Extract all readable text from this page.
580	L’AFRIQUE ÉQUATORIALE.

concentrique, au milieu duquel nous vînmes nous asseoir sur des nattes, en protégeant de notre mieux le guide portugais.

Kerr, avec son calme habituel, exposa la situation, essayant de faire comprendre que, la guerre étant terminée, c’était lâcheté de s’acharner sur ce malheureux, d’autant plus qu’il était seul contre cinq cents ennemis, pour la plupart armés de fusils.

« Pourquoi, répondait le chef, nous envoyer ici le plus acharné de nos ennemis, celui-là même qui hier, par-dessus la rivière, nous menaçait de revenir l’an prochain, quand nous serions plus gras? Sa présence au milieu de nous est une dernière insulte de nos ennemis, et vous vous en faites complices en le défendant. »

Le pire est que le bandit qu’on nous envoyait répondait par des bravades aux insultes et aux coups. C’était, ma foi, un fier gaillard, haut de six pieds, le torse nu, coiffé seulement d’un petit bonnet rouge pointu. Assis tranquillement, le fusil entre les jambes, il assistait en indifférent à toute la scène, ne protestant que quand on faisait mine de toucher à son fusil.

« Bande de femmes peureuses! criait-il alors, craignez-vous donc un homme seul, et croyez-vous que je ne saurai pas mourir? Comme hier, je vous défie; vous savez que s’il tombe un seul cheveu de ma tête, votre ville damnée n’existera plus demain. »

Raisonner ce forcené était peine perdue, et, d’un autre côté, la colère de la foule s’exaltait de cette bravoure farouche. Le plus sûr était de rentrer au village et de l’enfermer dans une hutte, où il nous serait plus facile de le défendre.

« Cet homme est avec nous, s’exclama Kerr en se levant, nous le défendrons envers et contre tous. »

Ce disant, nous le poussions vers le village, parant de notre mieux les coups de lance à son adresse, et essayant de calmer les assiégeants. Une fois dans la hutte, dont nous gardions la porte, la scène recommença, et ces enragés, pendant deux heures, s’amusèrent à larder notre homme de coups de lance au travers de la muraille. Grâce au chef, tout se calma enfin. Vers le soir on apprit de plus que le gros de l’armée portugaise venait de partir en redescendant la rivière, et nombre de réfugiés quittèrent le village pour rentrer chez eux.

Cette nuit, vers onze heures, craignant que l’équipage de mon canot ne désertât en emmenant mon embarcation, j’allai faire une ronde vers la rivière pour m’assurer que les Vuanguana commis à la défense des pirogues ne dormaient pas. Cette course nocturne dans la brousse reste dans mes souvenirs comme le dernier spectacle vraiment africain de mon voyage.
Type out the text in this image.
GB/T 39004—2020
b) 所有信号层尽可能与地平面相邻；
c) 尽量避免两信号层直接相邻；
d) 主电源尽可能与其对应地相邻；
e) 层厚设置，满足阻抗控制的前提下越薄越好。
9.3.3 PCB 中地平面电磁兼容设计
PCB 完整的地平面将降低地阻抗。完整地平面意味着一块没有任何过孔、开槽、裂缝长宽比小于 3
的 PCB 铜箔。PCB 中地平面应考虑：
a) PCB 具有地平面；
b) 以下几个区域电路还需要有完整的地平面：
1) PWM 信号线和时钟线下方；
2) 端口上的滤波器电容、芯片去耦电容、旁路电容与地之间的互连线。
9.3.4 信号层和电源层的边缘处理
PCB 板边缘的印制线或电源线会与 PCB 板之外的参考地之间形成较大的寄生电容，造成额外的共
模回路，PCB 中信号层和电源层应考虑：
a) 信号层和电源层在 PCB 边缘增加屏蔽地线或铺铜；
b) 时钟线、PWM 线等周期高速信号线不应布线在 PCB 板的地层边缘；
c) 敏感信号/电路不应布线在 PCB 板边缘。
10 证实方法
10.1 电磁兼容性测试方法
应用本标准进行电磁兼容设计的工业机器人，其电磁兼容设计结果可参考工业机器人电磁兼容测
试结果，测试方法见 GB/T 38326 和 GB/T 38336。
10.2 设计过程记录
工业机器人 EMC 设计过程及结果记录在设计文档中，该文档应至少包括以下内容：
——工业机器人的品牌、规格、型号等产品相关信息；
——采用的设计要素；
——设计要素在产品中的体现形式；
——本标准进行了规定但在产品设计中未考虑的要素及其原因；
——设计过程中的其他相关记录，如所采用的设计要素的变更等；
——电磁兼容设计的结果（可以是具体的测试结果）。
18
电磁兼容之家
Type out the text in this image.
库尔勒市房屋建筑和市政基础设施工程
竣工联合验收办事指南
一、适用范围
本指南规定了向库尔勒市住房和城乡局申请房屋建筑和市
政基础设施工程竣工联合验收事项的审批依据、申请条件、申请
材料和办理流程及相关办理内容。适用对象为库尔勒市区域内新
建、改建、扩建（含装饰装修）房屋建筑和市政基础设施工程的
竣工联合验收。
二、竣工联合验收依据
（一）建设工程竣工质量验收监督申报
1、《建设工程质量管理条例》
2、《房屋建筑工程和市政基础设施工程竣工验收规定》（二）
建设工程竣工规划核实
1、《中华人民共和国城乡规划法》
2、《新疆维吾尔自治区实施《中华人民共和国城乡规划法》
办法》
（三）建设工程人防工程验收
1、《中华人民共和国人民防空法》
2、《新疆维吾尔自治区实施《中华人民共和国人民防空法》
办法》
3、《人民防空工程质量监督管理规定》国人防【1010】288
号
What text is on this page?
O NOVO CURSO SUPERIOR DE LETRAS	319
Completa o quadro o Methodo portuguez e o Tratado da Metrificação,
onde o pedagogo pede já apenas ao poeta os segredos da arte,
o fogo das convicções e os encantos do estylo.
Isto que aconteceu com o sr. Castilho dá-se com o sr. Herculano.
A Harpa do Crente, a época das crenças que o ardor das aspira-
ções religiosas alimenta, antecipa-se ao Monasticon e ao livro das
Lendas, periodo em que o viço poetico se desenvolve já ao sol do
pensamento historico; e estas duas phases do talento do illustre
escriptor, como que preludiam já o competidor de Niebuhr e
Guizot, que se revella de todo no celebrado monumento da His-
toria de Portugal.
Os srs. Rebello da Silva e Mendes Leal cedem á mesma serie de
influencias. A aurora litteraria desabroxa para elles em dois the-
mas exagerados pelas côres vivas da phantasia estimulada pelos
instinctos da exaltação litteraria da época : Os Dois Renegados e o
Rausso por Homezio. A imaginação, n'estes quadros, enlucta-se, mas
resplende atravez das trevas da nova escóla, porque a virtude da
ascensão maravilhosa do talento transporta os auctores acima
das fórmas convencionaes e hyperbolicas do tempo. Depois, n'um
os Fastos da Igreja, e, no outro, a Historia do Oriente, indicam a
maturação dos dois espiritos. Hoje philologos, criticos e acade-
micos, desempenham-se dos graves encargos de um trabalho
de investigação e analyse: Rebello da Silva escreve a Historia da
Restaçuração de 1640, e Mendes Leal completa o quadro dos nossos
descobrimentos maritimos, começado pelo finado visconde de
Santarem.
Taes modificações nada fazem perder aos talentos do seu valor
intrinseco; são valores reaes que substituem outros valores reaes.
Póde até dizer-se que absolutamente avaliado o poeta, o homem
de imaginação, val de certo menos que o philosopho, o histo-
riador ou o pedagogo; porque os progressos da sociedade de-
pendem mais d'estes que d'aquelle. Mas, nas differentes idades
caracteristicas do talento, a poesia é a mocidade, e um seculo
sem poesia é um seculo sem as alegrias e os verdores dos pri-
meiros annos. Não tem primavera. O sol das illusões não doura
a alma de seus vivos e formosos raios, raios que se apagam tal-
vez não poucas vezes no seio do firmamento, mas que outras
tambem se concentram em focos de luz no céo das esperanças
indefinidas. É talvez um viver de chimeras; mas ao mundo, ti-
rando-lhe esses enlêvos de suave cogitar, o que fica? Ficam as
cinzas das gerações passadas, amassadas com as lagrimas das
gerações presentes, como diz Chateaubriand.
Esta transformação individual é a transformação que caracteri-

--

▶ _WHAT YOU NEED TO DO_: Retype the listing. Match it exactly.

▶ _SOLUTION_:
Extract all readable text from this page.
580	L’AFRIQUE ÉQUATORIALE.

concentrique, au milieu duquel nous vînmes nous asseoir sur des nattes, en protégeant de notre mieux le guide portugais.

Kerr, avec son calme habituel, exposa la situation, essayant de faire comprendre que, la guerre étant terminée, c’était lâcheté de s’acharner sur ce malheureux, d’autant plus qu’il était seul contre cinq cents ennemis, pour la plupart armés de fusils.

« Pourquoi, répondait le chef, nous envoyer ici le plus acharné de nos ennemis, celui-là même qui hier, par-dessus la rivière, nous menaçait de revenir l’an prochain, quand nous serions plus gras? Sa présence au milieu de nous est une dernière insulte de nos ennemis, et vous vous en faites complices en le défendant. »

Le pire est que le bandit qu’on nous envoyait répondait par des bravades aux insultes et aux coups. C’était, ma foi, un fier gaillard, haut de six pieds, le torse nu, coiffé seulement d’un petit bonnet rouge pointu. Assis tranquillement, le fusil entre les jambes, il assistait en indifférent à toute la scène, ne protestant que quand on faisait mine de toucher à son fusil.

« Bande de femmes peureuses! criait-il alors, craignez-vous donc un homme seul, et croyez-vous que je ne saurai pas mourir? Comme hier, je vous défie; vous savez que s’il tombe un seul cheveu de ma tête, votre ville damnée n’existera plus demain. »

Raisonner ce forcené était peine perdue, et, d’un autre côté, la colère de la foule s’exaltait de cette bravoure farouche. Le plus sûr était de rentrer au village et de l’enfermer dans une hutte, où il nous serait plus facile de le défendre.

« Cet homme est avec nous, s’exclama Kerr en se levant, nous le défendrons envers et contre tous. »

Ce disant, nous le poussions vers le village, parant de notre mieux les coups de lance à son adresse, et essayant de calmer les assiégeants. Une fois dans la hutte, dont nous gardions la porte, la scène recommença, et ces enragés, pendant deux heures, s’amusèrent à larder notre homme de coups de lance au travers de la muraille. Grâce au chef, tout se calma enfin. Vers le soir on apprit de plus que le gros de l’armée portugaise venait de partir en redescendant la rivière, et nombre de réfugiés quittèrent le village pour rentrer chez eux.

Cette nuit, vers onze heures, craignant que l’équipage de mon canot ne désertât en emmenant mon embarcation, j’allai faire une ronde vers la rivière pour m’assurer que les Vuanguana commis à la défense des pirogues ne dormaient pas. Cette course nocturne dans la brousse reste dans mes souvenirs comme le dernier spectacle vraiment africain de mon voyage.
Type out the text in this image.
GB/T 39004—2020
b) 所有信号层尽可能与地平面相邻；
c) 尽量避免两信号层直接相邻；
d) 主电源尽可能与其对应地相邻；
e) 层厚设置，满足阻抗控制的前提下越薄越好。
9.3.3 PCB 中地平面电磁兼容设计
PCB 完整的地平面将降低地阻抗。完整地平面意味着一块没有任何过孔、开槽、裂缝长宽比小于 3
的 PCB 铜箔。PCB 中地平面应考虑：
a) PCB 具有地平面；
b) 以下几个区域电路还需要有完整的地平面：
1) PWM 信号线和时钟线下方；
2) 端口上的滤波器电容、芯片去耦电容、旁路电容与地之间的互连线。
9.3.4 信号层和电源层的边缘处理
PCB 板边缘的印制线或电源线会与 PCB 板之外的参考地之间形成较大的寄生电容，造成额外的共
模回路，PCB 中信号层和电源层应考虑：
a) 信号层和电源层在 PCB 边缘增加屏蔽地线或铺铜；
b) 时钟线、PWM 线等周期高速信号线不应布线在 PCB 板的地层边缘；
c) 敏感信号/电路不应布线在 PCB 板边缘。
10 证实方法
10.1 电磁兼容性测试方法
应用本标准进行电磁兼容设计的工业机器人，其电磁兼容设计结果可参考工业机器人电磁兼容测
试结果，测试方法见 GB/T 38326 和 GB/T 38336。
10.2 设计过程记录
工业机器人 EMC 设计过程及结果记录在设计文档中，该文档应至少包括以下内容：
——工业机器人的品牌、规格、型号等产品相关信息；
——采用的设计要素；
——设计要素在产品中的体现形式；
——本标准进行了规定但在产品设计中未考虑的要素及其原因；
——设计过程中的其他相关记录，如所采用的设计要素的变更等；
——电磁兼容设计的结果（可以是具体的测试结果）。
18
电磁兼容之家
Type out the text in this image.
库尔勒市房屋建筑和市政基础设施工程
竣工联合验收办事指南
一、适用范围
本指南规定了向库尔勒市住房和城乡局申请房屋建筑和市
政基础设施工程竣工联合验收事项的审批依据、申请条件、申请
材料和办理流程及相关办理内容。适用对象为库尔勒市区域内新
建、改建、扩建（含装饰装修）房屋建筑和市政基础设施工程的
竣工联合验收。
二、竣工联合验收依据
（一）建设工程竣工质量验收监督申报
1、《建设工程质量管理条例》
2、《房屋建筑工程和市政基础设施工程竣工验收规定》（二）
建设工程竣工规划核实
1、《中华人民共和国城乡规划法》
2、《新疆维吾尔自治区实施《中华人民共和国城乡规划法》
办法》
（三）建设工程人防工程验收
1、《中华人民共和国人民防空法》
2、《新疆维吾尔自治区实施《中华人民共和国人民防空法》
办法》
3、《人民防空工程质量监督管理规定》国人防【1010】288
号
What text is on this page?
O NOVO CURSO SUPERIOR DE LETRAS	319
Completa o quadro o Methodo portuguez e o Tratado da Metrificação,
onde o pedagogo pede já apenas ao poeta os segredos da arte,
o fogo das convicções e os encantos do estylo.
Isto que aconteceu com o sr. Castilho dá-se com o sr. Herculano.
A Harpa do Crente, a época das crenças que o ardor das aspira-
ções religiosas alimenta, antecipa-se ao Monasticon e ao livro das
Lendas, periodo em que o viço poetico se desenvolve já ao sol do
pensamento historico; e estas duas phases do talento do illustre
escriptor, como que preludiam já o competidor de Niebuhr e
Guizot, que se revella de todo no celebrado monumento da His-
toria de Portugal.
Os srs. Rebello da Silva e Mendes Leal cedem á mesma serie de
influencias. A aurora litteraria desabroxa para elles em dois the-
mas exagerados pelas côres vivas da phantasia estimulada pelos
instinctos da exaltação litteraria da época : Os Dois Renegados e o
Rausso por Homezio. A imaginação, n'estes quadros, enlucta-se, mas
resplende atravez das trevas da nova escóla, porque a virtude da
ascensão maravilhosa do talento transporta os auctores acima
das fórmas convencionaes e hyperbolicas do tempo. Depois, n'um
os Fastos da Igreja, e, no outro, a Historia do Oriente, indicam a
maturação dos dois espiritos. Hoje philologos, criticos e acade-
micos, desempenham-se dos graves encargos de um trabalho
de investigação e analyse: Rebello da Silva escreve a Historia da
Restaçuração de 1640, e Mendes Leal completa o quadro dos nossos
descobrimentos maritimos, começado pelo finado visconde de
Santarem.
Taes modificações nada fazem perder aos talentos do seu valor
intrinseco; são valores reaes que substituem outros valores reaes.
Póde até dizer-se que absolutamente avaliado o poeta, o homem
de imaginação, val de certo menos que o philosopho, o histo-
riador ou o pedagogo; porque os progressos da sociedade de-
pendem mais d'estes que d'aquelle. Mas, nas differentes idades
caracteristicas do talento, a poesia é a mocidade, e um seculo
sem poesia é um seculo sem as alegrias e os verdores dos pri-
meiros annos. Não tem primavera. O sol das illusões não doura
a alma de seus vivos e formosos raios, raios que se apagam tal-
vez não poucas vezes no seio do firmamento, mas que outras
tambem se concentram em focos de luz no céo das esperanças
indefinidas. É talvez um viver de chimeras; mas ao mundo, ti-
rando-lhe esses enlêvos de suave cogitar, o que fica? Ficam as
cinzas das gerações passadas, amassadas com as lagrimas das
gerações presentes, como diz Chateaubriand.
Esta transformação individual é a transformação que caracteri-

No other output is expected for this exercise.